# AIM
Only the pictures stay out; every record is to be quoted exactly.
:: EXTRACTED ENTRIES
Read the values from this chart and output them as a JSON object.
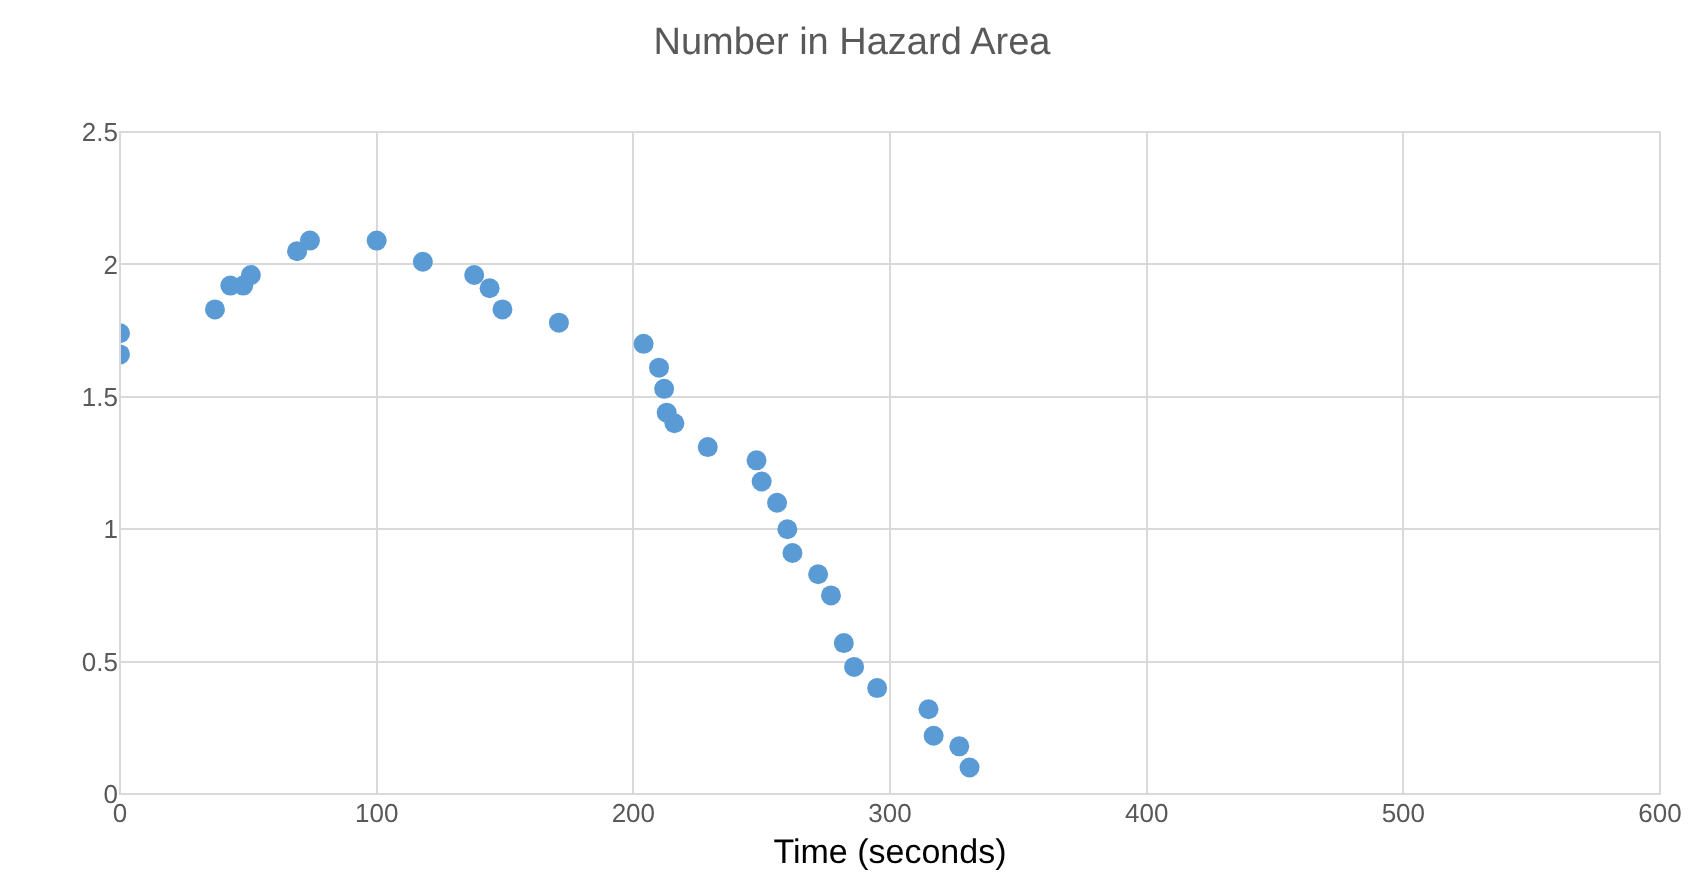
{
  "chart_data": {
    "type": "scatter",
    "title": "Number in Hazard Area",
    "xlabel": "Time (seconds)",
    "x": [
      0,
      0,
      37,
      43,
      48,
      51,
      69,
      74,
      100,
      118,
      138,
      144,
      149,
      171,
      204,
      210,
      212,
      213,
      216,
      229,
      248,
      250,
      256,
      260,
      262,
      272,
      277,
      282,
      286,
      295,
      315,
      317,
      327,
      331
    ],
    "series": [
      {
        "color": "#5b9bd5",
        "values": [
          1.66,
          1.74,
          1.83,
          1.92,
          1.92,
          1.96,
          2.05,
          2.09,
          2.09,
          2.01,
          1.96,
          1.91,
          1.83,
          1.78,
          1.7,
          1.61,
          1.53,
          1.44,
          1.4,
          1.31,
          1.26,
          1.18,
          1.1,
          1.0,
          0.91,
          0.83,
          0.75,
          0.57,
          0.48,
          0.4,
          0.32,
          0.22,
          0.18,
          0.1
        ]
      }
    ],
    "xlim": [
      0,
      600
    ],
    "xticks": [
      0,
      100,
      200,
      300,
      400,
      500,
      600
    ],
    "ylim": [
      0,
      2.5
    ],
    "yticks": [
      0,
      0.5,
      1,
      1.5,
      2,
      2.5
    ],
    "grid": true,
    "marker": "circle"
  }
}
::::
# TASK SOLUTION
Read the values from this chart and output them as a JSON object.
{
  "chart_data": {
    "type": "scatter",
    "title": "Number in Hazard Area",
    "xlabel": "Time (seconds)",
    "x": [
      0,
      0,
      37,
      43,
      48,
      51,
      69,
      74,
      100,
      118,
      138,
      144,
      149,
      171,
      204,
      210,
      212,
      213,
      216,
      229,
      248,
      250,
      256,
      260,
      262,
      272,
      277,
      282,
      286,
      295,
      315,
      317,
      327,
      331
    ],
    "series": [
      {
        "color": "#5b9bd5",
        "values": [
          1.66,
          1.74,
          1.83,
          1.92,
          1.92,
          1.96,
          2.05,
          2.09,
          2.09,
          2.01,
          1.96,
          1.91,
          1.83,
          1.78,
          1.7,
          1.61,
          1.53,
          1.44,
          1.4,
          1.31,
          1.26,
          1.18,
          1.1,
          1.0,
          0.91,
          0.83,
          0.75,
          0.57,
          0.48,
          0.4,
          0.32,
          0.22,
          0.18,
          0.1
        ]
      }
    ],
    "xlim": [
      0,
      600
    ],
    "xticks": [
      0,
      100,
      200,
      300,
      400,
      500,
      600
    ],
    "ylim": [
      0,
      2.5
    ],
    "yticks": [
      0,
      0.5,
      1,
      1.5,
      2,
      2.5
    ],
    "grid": true,
    "marker": "circle"
  }
}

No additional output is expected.